*TO DO*: Write out the data again in full, exactly as it reads.

*ROWS*:
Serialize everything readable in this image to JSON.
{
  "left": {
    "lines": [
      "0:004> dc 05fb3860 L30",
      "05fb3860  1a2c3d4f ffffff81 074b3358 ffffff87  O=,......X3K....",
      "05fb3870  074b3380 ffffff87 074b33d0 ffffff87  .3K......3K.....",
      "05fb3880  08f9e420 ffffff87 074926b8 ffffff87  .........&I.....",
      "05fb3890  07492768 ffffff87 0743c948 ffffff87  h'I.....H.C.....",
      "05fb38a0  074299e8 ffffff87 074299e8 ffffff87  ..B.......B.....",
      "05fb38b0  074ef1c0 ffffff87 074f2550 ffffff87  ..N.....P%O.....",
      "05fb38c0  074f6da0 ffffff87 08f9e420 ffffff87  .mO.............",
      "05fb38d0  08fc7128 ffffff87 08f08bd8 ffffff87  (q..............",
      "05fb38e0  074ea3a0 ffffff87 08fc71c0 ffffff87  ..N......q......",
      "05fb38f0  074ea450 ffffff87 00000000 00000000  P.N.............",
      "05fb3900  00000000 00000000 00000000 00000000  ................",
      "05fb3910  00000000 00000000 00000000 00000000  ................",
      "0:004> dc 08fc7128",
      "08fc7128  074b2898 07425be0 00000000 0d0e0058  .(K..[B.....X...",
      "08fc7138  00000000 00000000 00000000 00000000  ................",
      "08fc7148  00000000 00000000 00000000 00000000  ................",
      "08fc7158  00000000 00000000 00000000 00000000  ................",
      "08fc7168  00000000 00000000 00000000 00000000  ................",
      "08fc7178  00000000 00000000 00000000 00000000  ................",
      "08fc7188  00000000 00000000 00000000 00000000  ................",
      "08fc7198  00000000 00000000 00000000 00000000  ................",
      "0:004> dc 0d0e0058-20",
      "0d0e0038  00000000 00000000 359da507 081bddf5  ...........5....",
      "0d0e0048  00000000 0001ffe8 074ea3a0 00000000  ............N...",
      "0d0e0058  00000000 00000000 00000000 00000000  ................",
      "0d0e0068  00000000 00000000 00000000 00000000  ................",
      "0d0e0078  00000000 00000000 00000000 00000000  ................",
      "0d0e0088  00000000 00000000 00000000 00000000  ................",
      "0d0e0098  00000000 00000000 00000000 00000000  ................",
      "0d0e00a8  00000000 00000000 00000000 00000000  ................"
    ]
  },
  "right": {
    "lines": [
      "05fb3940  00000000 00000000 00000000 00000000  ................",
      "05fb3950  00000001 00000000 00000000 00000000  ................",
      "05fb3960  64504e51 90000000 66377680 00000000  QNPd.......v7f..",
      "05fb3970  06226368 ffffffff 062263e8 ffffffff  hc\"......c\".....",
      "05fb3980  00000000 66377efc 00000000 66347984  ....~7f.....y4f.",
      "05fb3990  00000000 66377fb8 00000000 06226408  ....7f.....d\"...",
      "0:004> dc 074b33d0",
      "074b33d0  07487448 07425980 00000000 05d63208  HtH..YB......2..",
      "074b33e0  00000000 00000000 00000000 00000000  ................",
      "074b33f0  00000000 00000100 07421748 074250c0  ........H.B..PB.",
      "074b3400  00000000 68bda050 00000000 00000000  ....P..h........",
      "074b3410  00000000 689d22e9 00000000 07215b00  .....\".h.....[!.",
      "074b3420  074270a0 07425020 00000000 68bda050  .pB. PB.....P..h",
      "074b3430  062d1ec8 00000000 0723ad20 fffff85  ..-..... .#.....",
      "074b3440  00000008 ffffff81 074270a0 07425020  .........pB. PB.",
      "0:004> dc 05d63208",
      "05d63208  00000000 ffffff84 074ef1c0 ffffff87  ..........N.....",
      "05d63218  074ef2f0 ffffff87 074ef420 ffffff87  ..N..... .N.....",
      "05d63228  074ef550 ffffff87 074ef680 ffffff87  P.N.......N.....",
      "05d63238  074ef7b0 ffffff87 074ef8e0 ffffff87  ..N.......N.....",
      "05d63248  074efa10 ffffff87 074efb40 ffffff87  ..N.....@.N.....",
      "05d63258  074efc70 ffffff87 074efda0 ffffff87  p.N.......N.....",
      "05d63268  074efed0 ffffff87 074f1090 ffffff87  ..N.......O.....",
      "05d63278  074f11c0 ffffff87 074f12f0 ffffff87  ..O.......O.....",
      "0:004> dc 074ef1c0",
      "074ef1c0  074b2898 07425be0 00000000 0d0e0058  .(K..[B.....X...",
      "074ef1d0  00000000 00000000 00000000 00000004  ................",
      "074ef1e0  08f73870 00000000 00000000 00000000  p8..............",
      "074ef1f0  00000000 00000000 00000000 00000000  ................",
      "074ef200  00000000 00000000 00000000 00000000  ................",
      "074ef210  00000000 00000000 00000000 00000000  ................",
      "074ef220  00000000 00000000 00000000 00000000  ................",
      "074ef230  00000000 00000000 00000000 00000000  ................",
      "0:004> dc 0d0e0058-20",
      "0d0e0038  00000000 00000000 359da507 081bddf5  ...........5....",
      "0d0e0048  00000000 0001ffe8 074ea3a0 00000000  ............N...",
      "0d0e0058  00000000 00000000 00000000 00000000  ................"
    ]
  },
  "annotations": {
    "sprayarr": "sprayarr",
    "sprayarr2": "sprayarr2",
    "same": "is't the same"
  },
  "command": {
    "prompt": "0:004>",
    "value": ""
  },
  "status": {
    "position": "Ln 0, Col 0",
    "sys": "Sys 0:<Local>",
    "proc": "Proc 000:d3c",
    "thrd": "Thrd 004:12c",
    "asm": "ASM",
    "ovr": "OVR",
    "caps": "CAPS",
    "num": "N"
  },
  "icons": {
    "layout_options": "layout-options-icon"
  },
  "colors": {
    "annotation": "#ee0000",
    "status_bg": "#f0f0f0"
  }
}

*RESPONSE TO THIS EXERCISE*:
Serialize everything readable in this image to JSON.
{
  "left": {
    "lines": [
      "0:004> dc 05fb3860 L30",
      "05fb3860  1a2c3d4f ffffff81 074b3358 ffffff87  O=,......X3K....",
      "05fb3870  074b3380 ffffff87 074b33d0 ffffff87  .3K......3K.....",
      "05fb3880  08f9e420 ffffff87 074926b8 ffffff87  .........&I.....",
      "05fb3890  07492768 ffffff87 0743c948 ffffff87  h'I.....H.C.....",
      "05fb38a0  074299e8 ffffff87 074299e8 ffffff87  ..B.......B.....",
      "05fb38b0  074ef1c0 ffffff87 074f2550 ffffff87  ..N.....P%O.....",
      "05fb38c0  074f6da0 ffffff87 08f9e420 ffffff87  .mO.............",
      "05fb38d0  08fc7128 ffffff87 08f08bd8 ffffff87  (q..............",
      "05fb38e0  074ea3a0 ffffff87 08fc71c0 ffffff87  ..N......q......",
      "05fb38f0  074ea450 ffffff87 00000000 00000000  P.N.............",
      "05fb3900  00000000 00000000 00000000 00000000  ................",
      "05fb3910  00000000 00000000 00000000 00000000  ................",
      "0:004> dc 08fc7128",
      "08fc7128  074b2898 07425be0 00000000 0d0e0058  .(K..[B.....X...",
      "08fc7138  00000000 00000000 00000000 00000000  ................",
      "08fc7148  00000000 00000000 00000000 00000000  ................",
      "08fc7158  00000000 00000000 00000000 00000000  ................",
      "08fc7168  00000000 00000000 00000000 00000000  ................",
      "08fc7178  00000000 00000000 00000000 00000000  ................",
      "08fc7188  00000000 00000000 00000000 00000000  ................",
      "08fc7198  00000000 00000000 00000000 00000000  ................",
      "0:004> dc 0d0e0058-20",
      "0d0e0038  00000000 00000000 359da507 081bddf5  ...........5....",
      "0d0e0048  00000000 0001ffe8 074ea3a0 00000000  ............N...",
      "0d0e0058  00000000 00000000 00000000 00000000  ................",
      "0d0e0068  00000000 00000000 00000000 00000000  ................",
      "0d0e0078  00000000 00000000 00000000 00000000  ................",
      "0d0e0088  00000000 00000000 00000000 00000000  ................",
      "0d0e0098  00000000 00000000 00000000 00000000  ................",
      "0d0e00a8  00000000 00000000 00000000 00000000  ................"
    ]
  },
  "right": {
    "lines": [
      "05fb3940  00000000 00000000 00000000 00000000  ................",
      "05fb3950  00000001 00000000 00000000 00000000  ................",
      "05fb3960  64504e51 90000000 66377680 00000000  QNPd.......v7f..",
      "05fb3970  06226368 ffffffff 062263e8 ffffffff  hc\"......c\".....",
      "05fb3980  00000000 66377efc 00000000 66347984  ....~7f.....y4f.",
      "05fb3990  00000000 66377fb8 00000000 06226408  ....7f.....d\"...",
      "0:004> dc 074b33d0",
      "074b33d0  07487448 07425980 00000000 05d63208  HtH..YB......2..",
      "074b33e0  00000000 00000000 00000000 00000000  ................",
      "074b33f0  00000000 00000100 07421748 074250c0  ........H.B..PB.",
      "074b3400  00000000 68bda050 00000000 00000000  ....P..h........",
      "074b3410  00000000 689d22e9 00000000 07215b00  .....\".h.....[!.",
      "074b3420  074270a0 07425020 00000000 68bda050  .pB. PB.....P..h",
      "074b3430  062d1ec8 00000000 0723ad20 fffff85  ..-..... .#.....",
      "074b3440  00000008 ffffff81 074270a0 07425020  .........pB. PB.",
      "0:004> dc 05d63208",
      "05d63208  00000000 ffffff84 074ef1c0 ffffff87  ..........N.....",
      "05d63218  074ef2f0 ffffff87 074ef420 ffffff87  ..N..... .N.....",
      "05d63228  074ef550 ffffff87 074ef680 ffffff87  P.N.......N.....",
      "05d63238  074ef7b0 ffffff87 074ef8e0 ffffff87  ..N.......N.....",
      "05d63248  074efa10 ffffff87 074efb40 ffffff87  ..N.....@.N.....",
      "05d63258  074efc70 ffffff87 074efda0 ffffff87  p.N.......N.....",
      "05d63268  074efed0 ffffff87 074f1090 ffffff87  ..N.......O.....",
      "05d63278  074f11c0 ffffff87 074f12f0 ffffff87  ..O.......O.....",
      "0:004> dc 074ef1c0",
      "074ef1c0  074b2898 07425be0 00000000 0d0e0058  .(K..[B.....X...",
      "074ef1d0  00000000 00000000 00000000 00000004  ................",
      "074ef1e0  08f73870 00000000 00000000 00000000  p8..............",
      "074ef1f0  00000000 00000000 00000000 00000000  ................",
      "074ef200  00000000 00000000 00000000 00000000  ................",
      "074ef210  00000000 00000000 00000000 00000000  ................",
      "074ef220  00000000 00000000 00000000 00000000  ................",
      "074ef230  00000000 00000000 00000000 00000000  ................",
      "0:004> dc 0d0e0058-20",
      "0d0e0038  00000000 00000000 359da507 081bddf5  ...........5....",
      "0d0e0048  00000000 0001ffe8 074ea3a0 00000000  ............N...",
      "0d0e0058  00000000 00000000 00000000 00000000  ................"
    ]
  },
  "annotations": {
    "sprayarr": "sprayarr",
    "sprayarr2": "sprayarr2",
    "same": "is't the same"
  },
  "command": {
    "prompt": "0:004>",
    "value": ""
  },
  "status": {
    "position": "Ln 0, Col 0",
    "sys": "Sys 0:<Local>",
    "proc": "Proc 000:d3c",
    "thrd": "Thrd 004:12c",
    "asm": "ASM",
    "ovr": "OVR",
    "caps": "CAPS",
    "num": "N"
  },
  "icons": {
    "layout_options": "layout-options-icon"
  },
  "colors": {
    "annotation": "#ee0000",
    "status_bg": "#f0f0f0"
  }
}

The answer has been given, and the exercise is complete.